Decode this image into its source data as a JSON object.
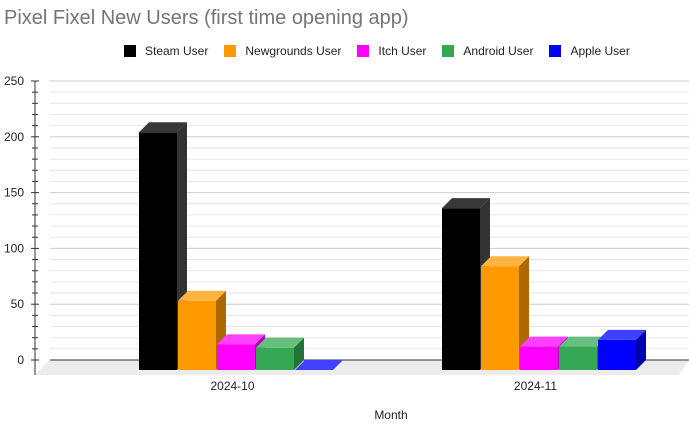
{
  "chart_data": {
    "type": "bar",
    "title": "Pixel Fixel New Users (first time opening app)",
    "xlabel": "Month",
    "ylabel": "",
    "categories": [
      "2024-10",
      "2024-11"
    ],
    "series": [
      {
        "name": "Steam User",
        "color": "#000000",
        "values": [
          213,
          145
        ]
      },
      {
        "name": "Newgrounds User",
        "color": "#ff9900",
        "values": [
          62,
          93
        ]
      },
      {
        "name": "Itch User",
        "color": "#ff00ff",
        "values": [
          23,
          21
        ]
      },
      {
        "name": "Android User",
        "color": "#34a853",
        "values": [
          20,
          21
        ]
      },
      {
        "name": "Apple User",
        "color": "#0000ff",
        "values": [
          0,
          27
        ]
      }
    ],
    "ylim": [
      0,
      250
    ],
    "yticks": [
      0,
      50,
      100,
      150,
      200,
      250
    ],
    "grid": true,
    "legend_position": "top",
    "style": "3d"
  }
}
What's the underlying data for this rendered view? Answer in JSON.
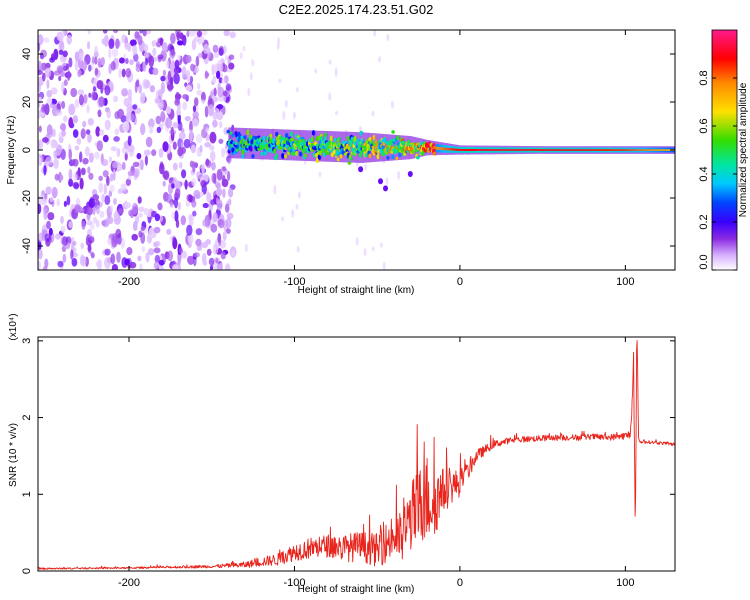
{
  "figure": {
    "title": "C2E2.2025.174.23.51.G02"
  },
  "colorbar": {
    "label": "Normalized spectral amplitude",
    "ticks": [
      "0.0",
      "0.2",
      "0.4",
      "0.6",
      "0.8"
    ],
    "tick_values": [
      0.0,
      0.2,
      0.4,
      0.6,
      0.8
    ],
    "range": [
      0.0,
      1.0
    ],
    "colors": [
      "#ffffff",
      "#d9b3ff",
      "#8a2be2",
      "#5a00ff",
      "#0000ff",
      "#00c8ff",
      "#00e6a0",
      "#33dd00",
      "#ffe000",
      "#ff8800",
      "#ff0000",
      "#ff1a8c"
    ]
  },
  "chart_data": [
    {
      "type": "heatmap",
      "xlabel": "Height of straight line (km)",
      "ylabel": "Frequency (Hz)",
      "xlim": [
        -255,
        130
      ],
      "ylim": [
        -50,
        50
      ],
      "xticks": [
        -200,
        -100,
        0,
        100
      ],
      "xtick_labels": [
        "-200",
        "-100",
        "0",
        "100"
      ],
      "yticks": [
        -40,
        -20,
        0,
        20,
        40
      ],
      "ytick_labels": [
        "-40",
        "-20",
        "0",
        "20",
        "40"
      ],
      "noise_region_x": [
        -255,
        -137
      ],
      "signal_band": {
        "x": [
          -140,
          -100,
          -60,
          -30,
          -20,
          0,
          50,
          100,
          130
        ],
        "center_hz": [
          3,
          2,
          1,
          1,
          1,
          0,
          0,
          0,
          0
        ],
        "halfwidth_hz": [
          4,
          4,
          4,
          3,
          2,
          1.2,
          1,
          1,
          1
        ],
        "amplitude": [
          0.4,
          0.45,
          0.5,
          0.6,
          0.7,
          0.9,
          0.9,
          0.85,
          0.7
        ]
      }
    },
    {
      "type": "line",
      "xlabel": "Height of straight line (km)",
      "ylabel": "SNR (10 * v/v)",
      "y_multiplier": "(x10⁴)",
      "xlim": [
        -255,
        130
      ],
      "ylim": [
        0,
        3.05
      ],
      "xticks": [
        -200,
        -100,
        0,
        100
      ],
      "xtick_labels": [
        "-200",
        "-100",
        "0",
        "100"
      ],
      "yticks": [
        0,
        1,
        2,
        3
      ],
      "ytick_labels": [
        "0",
        "1",
        "2",
        "3"
      ],
      "series": [
        {
          "color": "#e8241c",
          "x": [
            -255,
            -200,
            -150,
            -130,
            -120,
            -110,
            -100,
            -90,
            -80,
            -70,
            -60,
            -50,
            -40,
            -35,
            -30,
            -25,
            -20,
            -15,
            -10,
            -5,
            0,
            5,
            10,
            20,
            30,
            40,
            50,
            60,
            70,
            80,
            90,
            100,
            103,
            105,
            106,
            107,
            108,
            110,
            115,
            120,
            130
          ],
          "y": [
            0.03,
            0.04,
            0.06,
            0.08,
            0.12,
            0.15,
            0.25,
            0.3,
            0.33,
            0.3,
            0.32,
            0.27,
            0.45,
            0.42,
            0.7,
            0.8,
            0.95,
            0.9,
            1.05,
            1.1,
            1.15,
            1.3,
            1.5,
            1.65,
            1.7,
            1.72,
            1.73,
            1.74,
            1.74,
            1.75,
            1.74,
            1.76,
            1.78,
            2.6,
            0.5,
            3.05,
            1.7,
            1.68,
            1.68,
            1.67,
            1.65
          ],
          "noise_amp": [
            0.01,
            0.01,
            0.02,
            0.04,
            0.06,
            0.08,
            0.12,
            0.14,
            0.15,
            0.18,
            0.2,
            0.22,
            0.3,
            0.35,
            0.45,
            0.55,
            0.6,
            0.45,
            0.3,
            0.22,
            0.18,
            0.12,
            0.08,
            0.05,
            0.04,
            0.04,
            0.04,
            0.04,
            0.04,
            0.04,
            0.04,
            0.05,
            0.06,
            0.15,
            0.15,
            0.15,
            0.04,
            0.02,
            0.02,
            0.02,
            0.02
          ]
        }
      ]
    }
  ]
}
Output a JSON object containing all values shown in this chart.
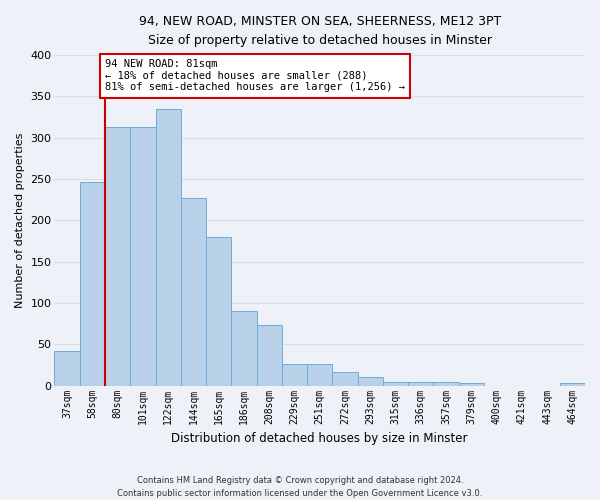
{
  "title1": "94, NEW ROAD, MINSTER ON SEA, SHEERNESS, ME12 3PT",
  "title2": "Size of property relative to detached houses in Minster",
  "xlabel": "Distribution of detached houses by size in Minster",
  "ylabel": "Number of detached properties",
  "categories": [
    "37sqm",
    "58sqm",
    "80sqm",
    "101sqm",
    "122sqm",
    "144sqm",
    "165sqm",
    "186sqm",
    "208sqm",
    "229sqm",
    "251sqm",
    "272sqm",
    "293sqm",
    "315sqm",
    "336sqm",
    "357sqm",
    "379sqm",
    "400sqm",
    "421sqm",
    "443sqm",
    "464sqm"
  ],
  "values": [
    42,
    246,
    313,
    313,
    335,
    227,
    180,
    90,
    73,
    26,
    26,
    16,
    10,
    4,
    4,
    4,
    3,
    0,
    0,
    0,
    3
  ],
  "bar_color": "#b8d0e8",
  "bar_edge_color": "#6baed6",
  "vline_index": 2,
  "vline_color": "#cc0000",
  "annotation_text": "94 NEW ROAD: 81sqm\n← 18% of detached houses are smaller (288)\n81% of semi-detached houses are larger (1,256) →",
  "annotation_box_color": "#ffffff",
  "annotation_box_edge_color": "#cc0000",
  "footer": "Contains HM Land Registry data © Crown copyright and database right 2024.\nContains public sector information licensed under the Open Government Licence v3.0.",
  "ylim": [
    0,
    400
  ],
  "yticks": [
    0,
    50,
    100,
    150,
    200,
    250,
    300,
    350,
    400
  ],
  "background_color": "#eef2f8",
  "grid_color": "#d8dde8",
  "fig_width": 6.0,
  "fig_height": 5.0
}
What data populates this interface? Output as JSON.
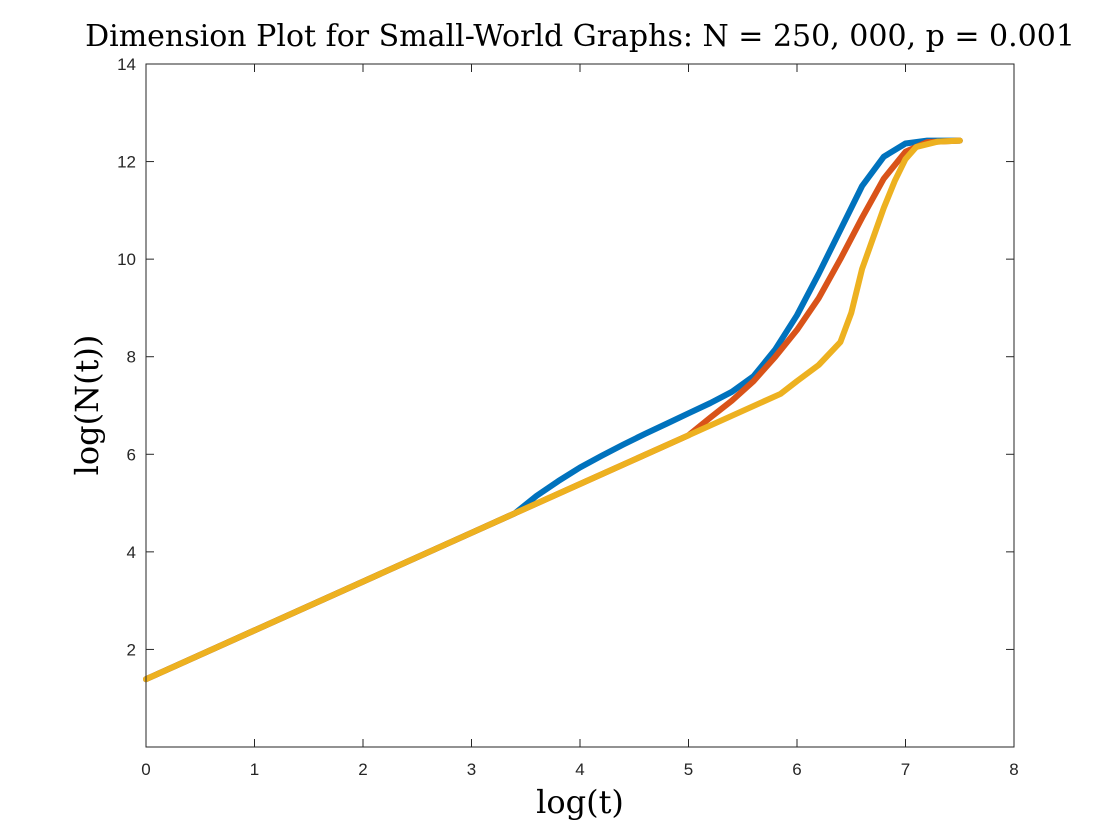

### WHAT IS ASKED
Copy each line in the data that holds the word "detached".

### RESPONSE
  "title2": "Size of property relative to detached houses in Minster",
  "xlabel": "Distribution of detached houses by size in Minster",
  "ylabel": "Number of detached properties",
  "annotation_text": "94 NEW ROAD: 81sqm\n← 18% of detached houses are smaller (288)\n81% of semi-detached houses are larger (1,256) →",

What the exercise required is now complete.